• [Task details] Please substitute "Drawing dimensions" for each "Patent image size" in the entries below and reproduce them with everything else unchanged.

++++ Input for this task

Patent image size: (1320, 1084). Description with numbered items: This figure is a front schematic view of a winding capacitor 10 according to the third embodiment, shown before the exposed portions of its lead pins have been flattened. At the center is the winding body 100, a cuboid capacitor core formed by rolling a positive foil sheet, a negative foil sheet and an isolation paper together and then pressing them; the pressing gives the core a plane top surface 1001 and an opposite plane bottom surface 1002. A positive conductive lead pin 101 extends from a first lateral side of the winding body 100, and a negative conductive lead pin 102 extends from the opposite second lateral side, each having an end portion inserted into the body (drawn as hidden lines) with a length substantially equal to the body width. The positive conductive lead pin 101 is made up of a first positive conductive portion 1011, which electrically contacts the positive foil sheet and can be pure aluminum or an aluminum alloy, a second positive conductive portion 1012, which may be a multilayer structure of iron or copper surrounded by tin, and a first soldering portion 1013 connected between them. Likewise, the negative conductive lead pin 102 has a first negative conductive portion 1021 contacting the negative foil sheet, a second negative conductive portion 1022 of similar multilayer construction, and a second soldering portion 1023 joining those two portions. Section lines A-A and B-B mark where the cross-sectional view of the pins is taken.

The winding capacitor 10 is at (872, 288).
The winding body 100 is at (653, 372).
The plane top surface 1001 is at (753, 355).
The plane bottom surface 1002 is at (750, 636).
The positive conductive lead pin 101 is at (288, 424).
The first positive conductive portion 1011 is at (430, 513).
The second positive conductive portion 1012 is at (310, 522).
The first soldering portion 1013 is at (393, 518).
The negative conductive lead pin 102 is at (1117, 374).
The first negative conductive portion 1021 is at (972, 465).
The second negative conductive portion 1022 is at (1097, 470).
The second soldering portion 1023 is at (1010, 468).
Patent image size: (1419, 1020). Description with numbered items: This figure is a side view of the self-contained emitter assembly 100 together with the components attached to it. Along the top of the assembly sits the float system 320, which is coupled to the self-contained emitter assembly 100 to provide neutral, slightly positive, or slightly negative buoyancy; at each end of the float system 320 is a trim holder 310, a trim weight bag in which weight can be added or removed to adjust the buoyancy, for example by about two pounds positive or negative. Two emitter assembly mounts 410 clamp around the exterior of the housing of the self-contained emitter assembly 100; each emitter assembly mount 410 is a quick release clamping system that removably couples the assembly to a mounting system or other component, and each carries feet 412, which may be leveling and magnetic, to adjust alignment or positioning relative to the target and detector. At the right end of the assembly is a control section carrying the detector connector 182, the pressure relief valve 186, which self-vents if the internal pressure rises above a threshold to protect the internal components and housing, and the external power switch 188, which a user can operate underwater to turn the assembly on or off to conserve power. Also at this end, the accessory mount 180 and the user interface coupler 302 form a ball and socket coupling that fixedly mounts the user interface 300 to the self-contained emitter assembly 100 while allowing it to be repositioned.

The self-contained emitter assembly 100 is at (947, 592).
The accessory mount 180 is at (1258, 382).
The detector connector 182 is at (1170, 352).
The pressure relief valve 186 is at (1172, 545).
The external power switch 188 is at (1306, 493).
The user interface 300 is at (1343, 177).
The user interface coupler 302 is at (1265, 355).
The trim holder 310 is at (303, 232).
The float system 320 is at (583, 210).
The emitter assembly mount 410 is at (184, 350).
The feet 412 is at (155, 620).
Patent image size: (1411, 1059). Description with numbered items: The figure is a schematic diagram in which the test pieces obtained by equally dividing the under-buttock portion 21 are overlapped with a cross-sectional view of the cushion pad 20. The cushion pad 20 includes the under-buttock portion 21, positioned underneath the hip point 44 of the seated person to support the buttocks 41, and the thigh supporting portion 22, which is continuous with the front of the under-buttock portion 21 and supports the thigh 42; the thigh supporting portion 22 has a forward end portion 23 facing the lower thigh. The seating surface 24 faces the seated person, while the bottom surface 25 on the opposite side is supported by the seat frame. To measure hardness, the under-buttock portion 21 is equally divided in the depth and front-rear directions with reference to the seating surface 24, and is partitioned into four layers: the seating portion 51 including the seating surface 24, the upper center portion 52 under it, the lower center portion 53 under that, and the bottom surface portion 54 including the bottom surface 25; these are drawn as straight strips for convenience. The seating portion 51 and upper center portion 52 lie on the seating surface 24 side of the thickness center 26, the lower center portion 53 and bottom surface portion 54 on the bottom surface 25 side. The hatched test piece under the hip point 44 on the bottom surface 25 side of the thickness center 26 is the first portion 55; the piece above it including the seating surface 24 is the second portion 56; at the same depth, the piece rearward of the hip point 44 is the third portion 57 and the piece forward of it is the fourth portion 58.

++++++++

• [Exercise solution]
Drawing dimensions: (1320, 1084). Description with numbered items: This figure is a front schematic view of a winding capacitor 10 according to the third embodiment, shown before the exposed portions of its lead pins have been flattened. At the center is the winding body 100, a cuboid capacitor core formed by rolling a positive foil sheet, a negative foil sheet and an isolation paper together and then pressing them; the pressing gives the core a plane top surface 1001 and an opposite plane bottom surface 1002. A positive conductive lead pin 101 extends from a first lateral side of the winding body 100, and a negative conductive lead pin 102 extends from the opposite second lateral side, each having an end portion inserted into the body (drawn as hidden lines) with a length substantially equal to the body width. The positive conductive lead pin 101 is made up of a first positive conductive portion 1011, which electrically contacts the positive foil sheet and can be pure aluminum or an aluminum alloy, a second positive conductive portion 1012, which may be a multilayer structure of iron or copper surrounded by tin, and a first soldering portion 1013 connected between them. Likewise, the negative conductive lead pin 102 has a first negative conductive portion 1021 contacting the negative foil sheet, a second negative conductive portion 1022 of similar multilayer construction, and a second soldering portion 1023 joining those two portions. Section lines A-A and B-B mark where the cross-sectional view of the pins is taken.

The winding capacitor 10 is at (872, 288).
The winding body 100 is at (653, 372).
The plane top surface 1001 is at (753, 355).
The plane bottom surface 1002 is at (750, 636).
The positive conductive lead pin 101 is at (288, 424).
The first positive conductive portion 1011 is at (430, 513).
The second positive conductive portion 1012 is at (310, 522).
The first soldering portion 1013 is at (393, 518).
The negative conductive lead pin 102 is at (1117, 374).
The first negative conductive portion 1021 is at (972, 465).
The second negative conductive portion 1022 is at (1097, 470).
The second soldering portion 1023 is at (1010, 468).
Drawing dimensions: (1419, 1020). Description with numbered items: This figure is a side view of the self-contained emitter assembly 100 together with the components attached to it. Along the top of the assembly sits the float system 320, which is coupled to the self-contained emitter assembly 100 to provide neutral, slightly positive, or slightly negative buoyancy; at each end of the float system 320 is a trim holder 310, a trim weight bag in which weight can be added or removed to adjust the buoyancy, for example by about two pounds positive or negative. Two emitter assembly mounts 410 clamp around the exterior of the housing of the self-contained emitter assembly 100; each emitter assembly mount 410 is a quick release clamping system that removably couples the assembly to a mounting system or other component, and each carries feet 412, which may be leveling and magnetic, to adjust alignment or positioning relative to the target and detector. At the right end of the assembly is a control section carrying the detector connector 182, the pressure relief valve 186, which self-vents if the internal pressure rises above a threshold to protect the internal components and housing, and the external power switch 188, which a user can operate underwater to turn the assembly on or off to conserve power. Also at this end, the accessory mount 180 and the user interface coupler 302 form a ball and socket coupling that fixedly mounts the user interface 300 to the self-contained emitter assembly 100 while allowing it to be repositioned.

The self-contained emitter assembly 100 is at (947, 592).
The accessory mount 180 is at (1258, 382).
The detector connector 182 is at (1170, 352).
The pressure relief valve 186 is at (1172, 545).
The external power switch 188 is at (1306, 493).
The user interface 300 is at (1343, 177).
The user interface coupler 302 is at (1265, 355).
The trim holder 310 is at (303, 232).
The float system 320 is at (583, 210).
The emitter assembly mount 410 is at (184, 350).
The feet 412 is at (155, 620).
Drawing dimensions: (1411, 1059). Description with numbered items: The figure is a schematic diagram in which the test pieces obtained by equally dividing the under-buttock portion 21 are overlapped with a cross-sectional view of the cushion pad 20. The cushion pad 20 includes the under-buttock portion 21, positioned underneath the hip point 44 of the seated person to support the buttocks 41, and the thigh supporting portion 22, which is continuous with the front of the under-buttock portion 21 and supports the thigh 42; the thigh supporting portion 22 has a forward end portion 23 facing the lower thigh. The seating surface 24 faces the seated person, while the bottom surface 25 on the opposite side is supported by the seat frame. To measure hardness, the under-buttock portion 21 is equally divided in the depth and front-rear directions with reference to the seating surface 24, and is partitioned into four layers: the seating portion 51 including the seating surface 24, the upper center portion 52 under it, the lower center portion 53 under that, and the bottom surface portion 54 including the bottom surface 25; these are drawn as straight strips for convenience. The seating portion 51 and upper center portion 52 lie on the seating surface 24 side of the thickness center 26, the lower center portion 53 and bottom surface portion 54 on the bottom surface 25 side. The hatched test piece under the hip point 44 on the bottom surface 25 side of the thickness center 26 is the first portion 55; the piece above it including the seating surface 24 is the second portion 56; at the same depth, the piece rearward of the hip point 44 is the third portion 57 and the piece forward of it is the fourth portion 58.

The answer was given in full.